_EXERCISE GOAL_
Reproduce every line of the data below verbatim, keeping each entry and its coordinates unchanged.

Extracted data entries:
————————
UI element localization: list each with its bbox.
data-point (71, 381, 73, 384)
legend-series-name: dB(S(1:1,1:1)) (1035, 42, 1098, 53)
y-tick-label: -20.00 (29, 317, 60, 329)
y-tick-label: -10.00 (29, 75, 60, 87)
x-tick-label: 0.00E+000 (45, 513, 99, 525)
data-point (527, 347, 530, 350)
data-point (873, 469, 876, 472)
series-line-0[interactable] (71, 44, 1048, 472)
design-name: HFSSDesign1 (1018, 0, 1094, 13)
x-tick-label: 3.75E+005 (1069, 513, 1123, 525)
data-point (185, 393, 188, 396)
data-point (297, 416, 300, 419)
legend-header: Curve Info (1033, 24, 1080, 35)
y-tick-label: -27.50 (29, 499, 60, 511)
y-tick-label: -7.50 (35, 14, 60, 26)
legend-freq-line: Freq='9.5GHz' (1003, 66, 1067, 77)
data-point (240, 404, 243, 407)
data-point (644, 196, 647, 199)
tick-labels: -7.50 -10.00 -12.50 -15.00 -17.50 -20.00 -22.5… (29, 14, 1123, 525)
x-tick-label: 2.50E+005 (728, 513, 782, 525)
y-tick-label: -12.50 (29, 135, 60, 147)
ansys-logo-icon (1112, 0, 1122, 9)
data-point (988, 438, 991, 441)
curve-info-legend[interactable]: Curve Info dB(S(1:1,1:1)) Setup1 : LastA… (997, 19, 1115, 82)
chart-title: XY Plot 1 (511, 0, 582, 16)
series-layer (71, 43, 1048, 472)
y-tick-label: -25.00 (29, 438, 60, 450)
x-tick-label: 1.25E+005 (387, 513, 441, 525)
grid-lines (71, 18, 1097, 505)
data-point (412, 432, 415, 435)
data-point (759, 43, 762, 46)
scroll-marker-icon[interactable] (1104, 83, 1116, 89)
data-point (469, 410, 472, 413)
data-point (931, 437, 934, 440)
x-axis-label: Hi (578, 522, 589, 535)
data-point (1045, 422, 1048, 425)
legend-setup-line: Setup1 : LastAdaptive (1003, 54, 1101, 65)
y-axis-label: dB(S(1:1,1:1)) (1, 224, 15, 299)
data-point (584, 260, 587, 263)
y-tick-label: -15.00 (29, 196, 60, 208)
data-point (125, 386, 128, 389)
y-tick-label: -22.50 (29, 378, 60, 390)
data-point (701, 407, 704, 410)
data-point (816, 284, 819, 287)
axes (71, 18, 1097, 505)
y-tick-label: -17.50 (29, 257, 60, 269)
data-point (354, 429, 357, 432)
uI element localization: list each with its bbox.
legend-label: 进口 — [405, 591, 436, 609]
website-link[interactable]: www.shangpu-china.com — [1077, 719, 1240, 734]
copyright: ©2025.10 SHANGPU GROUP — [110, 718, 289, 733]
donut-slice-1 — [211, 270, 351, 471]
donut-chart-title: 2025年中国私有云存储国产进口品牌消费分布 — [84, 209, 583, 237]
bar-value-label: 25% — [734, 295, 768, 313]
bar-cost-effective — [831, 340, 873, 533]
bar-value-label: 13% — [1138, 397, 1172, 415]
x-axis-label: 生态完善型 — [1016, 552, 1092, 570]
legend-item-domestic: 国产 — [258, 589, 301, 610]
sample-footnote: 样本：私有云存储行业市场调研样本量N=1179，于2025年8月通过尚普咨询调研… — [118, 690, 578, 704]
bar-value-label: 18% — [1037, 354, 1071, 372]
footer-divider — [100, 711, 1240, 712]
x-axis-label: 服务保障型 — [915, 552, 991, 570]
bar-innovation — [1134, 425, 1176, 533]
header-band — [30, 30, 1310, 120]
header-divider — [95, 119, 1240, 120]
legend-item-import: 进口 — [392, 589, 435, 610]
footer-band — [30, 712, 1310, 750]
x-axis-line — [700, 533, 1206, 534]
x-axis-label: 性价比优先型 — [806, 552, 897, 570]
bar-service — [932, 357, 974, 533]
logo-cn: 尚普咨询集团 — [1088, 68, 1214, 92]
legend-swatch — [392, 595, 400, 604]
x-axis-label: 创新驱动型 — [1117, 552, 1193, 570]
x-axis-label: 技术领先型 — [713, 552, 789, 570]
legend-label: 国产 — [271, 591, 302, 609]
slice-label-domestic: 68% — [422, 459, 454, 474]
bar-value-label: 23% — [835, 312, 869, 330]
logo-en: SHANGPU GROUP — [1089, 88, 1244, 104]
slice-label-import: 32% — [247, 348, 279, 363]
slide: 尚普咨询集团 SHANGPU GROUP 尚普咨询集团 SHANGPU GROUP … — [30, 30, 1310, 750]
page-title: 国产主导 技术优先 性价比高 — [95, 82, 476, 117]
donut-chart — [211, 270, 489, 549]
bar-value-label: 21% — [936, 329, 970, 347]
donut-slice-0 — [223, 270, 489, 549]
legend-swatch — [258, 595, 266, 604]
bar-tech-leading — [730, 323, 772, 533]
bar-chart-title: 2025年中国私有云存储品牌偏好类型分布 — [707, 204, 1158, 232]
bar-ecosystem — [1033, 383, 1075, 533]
————————
_WRITTEN RESPONSE_
UI element localization: list each with its bbox.
data-point (71, 381, 73, 384)
legend-series-name: dB(S(1:1,1:1)) (1035, 42, 1098, 53)
y-tick-label: -20.00 (29, 317, 60, 329)
y-tick-label: -10.00 (29, 75, 60, 87)
x-tick-label: 0.00E+000 (45, 513, 99, 525)
data-point (527, 347, 530, 350)
data-point (873, 469, 876, 472)
series-line-0[interactable] (71, 44, 1048, 472)
design-name: HFSSDesign1 (1018, 0, 1094, 13)
x-tick-label: 3.75E+005 (1069, 513, 1123, 525)
data-point (185, 393, 188, 396)
data-point (297, 416, 300, 419)
legend-header: Curve Info (1033, 24, 1080, 35)
y-tick-label: -27.50 (29, 499, 60, 511)
y-tick-label: -7.50 (35, 14, 60, 26)
legend-freq-line: Freq='9.5GHz' (1003, 66, 1067, 77)
data-point (240, 404, 243, 407)
data-point (644, 196, 647, 199)
tick-labels: -7.50 -10.00 -12.50 -15.00 -17.50 -20.00 -22.5… (29, 14, 1123, 525)
x-tick-label: 2.50E+005 (728, 513, 782, 525)
y-tick-label: -12.50 (29, 135, 60, 147)
ansys-logo-icon (1112, 0, 1122, 9)
data-point (988, 438, 991, 441)
curve-info-legend[interactable]: Curve Info dB(S(1:1,1:1)) Setup1 : LastA… (997, 19, 1115, 82)
chart-title: XY Plot 1 (511, 0, 582, 16)
series-layer (71, 43, 1048, 472)
y-tick-label: -25.00 (29, 438, 60, 450)
x-tick-label: 1.25E+005 (387, 513, 441, 525)
grid-lines (71, 18, 1097, 505)
data-point (412, 432, 415, 435)
data-point (759, 43, 762, 46)
scroll-marker-icon[interactable] (1104, 83, 1116, 89)
data-point (469, 410, 472, 413)
data-point (931, 437, 934, 440)
x-axis-label: Hi (578, 522, 589, 535)
data-point (1045, 422, 1048, 425)
legend-setup-line: Setup1 : LastAdaptive (1003, 54, 1101, 65)
y-axis-label: dB(S(1:1,1:1)) (1, 224, 15, 299)
data-point (584, 260, 587, 263)
y-tick-label: -15.00 (29, 196, 60, 208)
data-point (125, 386, 128, 389)
y-tick-label: -22.50 (29, 378, 60, 390)
data-point (701, 407, 704, 410)
data-point (816, 284, 819, 287)
axes (71, 18, 1097, 505)
y-tick-label: -17.50 (29, 257, 60, 269)
data-point (354, 429, 357, 432)
uI element localization: list each with its bbox.
legend-label: 进口 — [405, 591, 436, 609]
website-link[interactable]: www.shangpu-china.com — [1077, 719, 1240, 734]
copyright: ©2025.10 SHANGPU GROUP — [110, 718, 289, 733]
donut-slice-1 — [211, 270, 351, 471]
donut-chart-title: 2025年中国私有云存储国产进口品牌消费分布 — [84, 209, 583, 237]
bar-value-label: 25% — [734, 295, 768, 313]
bar-cost-effective — [831, 340, 873, 533]
bar-value-label: 13% — [1138, 397, 1172, 415]
x-axis-label: 生态完善型 — [1016, 552, 1092, 570]
legend-item-domestic: 国产 — [258, 589, 301, 610]
sample-footnote: 样本：私有云存储行业市场调研样本量N=1179，于2025年8月通过尚普咨询调研… — [118, 690, 578, 704]
bar-value-label: 18% — [1037, 354, 1071, 372]
footer-divider — [100, 711, 1240, 712]
x-axis-label: 服务保障型 — [915, 552, 991, 570]
bar-innovation — [1134, 425, 1176, 533]
header-band — [30, 30, 1310, 120]
header-divider — [95, 119, 1240, 120]
legend-item-import: 进口 — [392, 589, 435, 610]
footer-band — [30, 712, 1310, 750]
x-axis-line — [700, 533, 1206, 534]
x-axis-label: 性价比优先型 — [806, 552, 897, 570]
bar-service — [932, 357, 974, 533]
logo-cn: 尚普咨询集团 — [1088, 68, 1214, 92]
legend-swatch — [392, 595, 400, 604]
x-axis-label: 创新驱动型 — [1117, 552, 1193, 570]
x-axis-label: 技术领先型 — [713, 552, 789, 570]
legend-label: 国产 — [271, 591, 302, 609]
slice-label-domestic: 68% — [422, 459, 454, 474]
bar-value-label: 23% — [835, 312, 869, 330]
logo-en: SHANGPU GROUP — [1089, 88, 1244, 104]
slice-label-import: 32% — [247, 348, 279, 363]
slide: 尚普咨询集团 SHANGPU GROUP 尚普咨询集团 SHANGPU GROUP … — [30, 30, 1310, 750]
page-title: 国产主导 技术优先 性价比高 — [95, 82, 476, 117]
donut-chart — [211, 270, 489, 549]
bar-value-label: 21% — [936, 329, 970, 347]
donut-slice-0 — [223, 270, 489, 549]
legend-swatch — [258, 595, 266, 604]
bar-tech-leading — [730, 323, 772, 533]
bar-chart-title: 2025年中国私有云存储品牌偏好类型分布 — [707, 204, 1158, 232]
bar-ecosystem — [1033, 383, 1075, 533]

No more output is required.